What you should do:
Copy out every line containing the word "ehtiyojini".

===== Data for this exercise

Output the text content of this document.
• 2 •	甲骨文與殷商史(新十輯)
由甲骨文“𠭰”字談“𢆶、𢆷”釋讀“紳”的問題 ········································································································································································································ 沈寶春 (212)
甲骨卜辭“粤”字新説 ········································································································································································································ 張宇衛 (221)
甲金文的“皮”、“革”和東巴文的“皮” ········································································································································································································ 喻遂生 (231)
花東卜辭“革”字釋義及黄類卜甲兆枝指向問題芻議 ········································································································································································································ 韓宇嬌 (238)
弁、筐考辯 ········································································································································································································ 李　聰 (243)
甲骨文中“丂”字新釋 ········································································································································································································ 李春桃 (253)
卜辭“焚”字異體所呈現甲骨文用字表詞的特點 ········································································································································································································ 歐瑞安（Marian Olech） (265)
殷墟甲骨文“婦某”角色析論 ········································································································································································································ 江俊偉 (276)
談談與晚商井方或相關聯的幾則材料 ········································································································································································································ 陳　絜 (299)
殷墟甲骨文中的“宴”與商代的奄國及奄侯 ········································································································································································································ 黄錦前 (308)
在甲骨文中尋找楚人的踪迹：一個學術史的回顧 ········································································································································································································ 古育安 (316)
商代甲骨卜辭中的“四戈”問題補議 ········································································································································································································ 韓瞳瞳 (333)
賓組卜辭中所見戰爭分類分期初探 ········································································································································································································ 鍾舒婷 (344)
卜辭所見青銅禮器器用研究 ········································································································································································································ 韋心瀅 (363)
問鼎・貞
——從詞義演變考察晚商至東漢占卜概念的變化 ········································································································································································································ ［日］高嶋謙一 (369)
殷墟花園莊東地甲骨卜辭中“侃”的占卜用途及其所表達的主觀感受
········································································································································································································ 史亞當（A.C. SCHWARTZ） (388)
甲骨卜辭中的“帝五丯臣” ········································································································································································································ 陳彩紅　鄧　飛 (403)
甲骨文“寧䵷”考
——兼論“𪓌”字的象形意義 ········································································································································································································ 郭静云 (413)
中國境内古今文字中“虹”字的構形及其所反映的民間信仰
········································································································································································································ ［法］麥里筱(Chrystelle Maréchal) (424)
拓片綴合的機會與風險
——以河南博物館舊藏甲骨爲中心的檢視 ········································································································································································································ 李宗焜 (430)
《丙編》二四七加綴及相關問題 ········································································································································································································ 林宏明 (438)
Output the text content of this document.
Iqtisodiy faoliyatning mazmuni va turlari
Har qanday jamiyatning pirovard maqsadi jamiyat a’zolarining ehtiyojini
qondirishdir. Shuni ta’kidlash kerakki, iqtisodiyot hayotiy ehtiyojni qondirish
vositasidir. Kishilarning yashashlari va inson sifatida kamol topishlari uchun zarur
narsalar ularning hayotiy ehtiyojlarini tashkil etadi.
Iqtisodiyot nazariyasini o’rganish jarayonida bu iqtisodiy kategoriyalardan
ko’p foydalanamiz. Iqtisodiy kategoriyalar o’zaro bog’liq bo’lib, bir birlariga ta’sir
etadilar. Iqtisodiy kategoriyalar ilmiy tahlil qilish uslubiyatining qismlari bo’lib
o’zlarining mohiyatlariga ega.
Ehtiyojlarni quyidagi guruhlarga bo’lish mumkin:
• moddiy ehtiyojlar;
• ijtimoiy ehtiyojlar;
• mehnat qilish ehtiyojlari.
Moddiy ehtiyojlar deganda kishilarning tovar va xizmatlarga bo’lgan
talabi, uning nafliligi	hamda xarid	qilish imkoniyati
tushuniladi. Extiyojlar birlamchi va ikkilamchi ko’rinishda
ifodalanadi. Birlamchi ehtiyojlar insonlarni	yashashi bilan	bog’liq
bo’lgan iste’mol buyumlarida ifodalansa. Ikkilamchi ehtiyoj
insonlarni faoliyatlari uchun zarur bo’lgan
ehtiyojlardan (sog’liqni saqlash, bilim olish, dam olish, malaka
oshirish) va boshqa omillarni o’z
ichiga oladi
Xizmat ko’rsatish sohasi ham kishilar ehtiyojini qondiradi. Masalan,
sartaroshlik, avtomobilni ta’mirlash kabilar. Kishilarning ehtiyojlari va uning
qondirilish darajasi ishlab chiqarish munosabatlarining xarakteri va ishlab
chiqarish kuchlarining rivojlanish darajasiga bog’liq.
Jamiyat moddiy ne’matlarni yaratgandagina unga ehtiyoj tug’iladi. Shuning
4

==========

Response to the exercise:
Har qanday jamiyatning pirovard maqsadi jamiyat a’zolarining ehtiyojini
Xizmat ko’rsatish sohasi ham kishilar ehtiyojini qondiradi. Masalan,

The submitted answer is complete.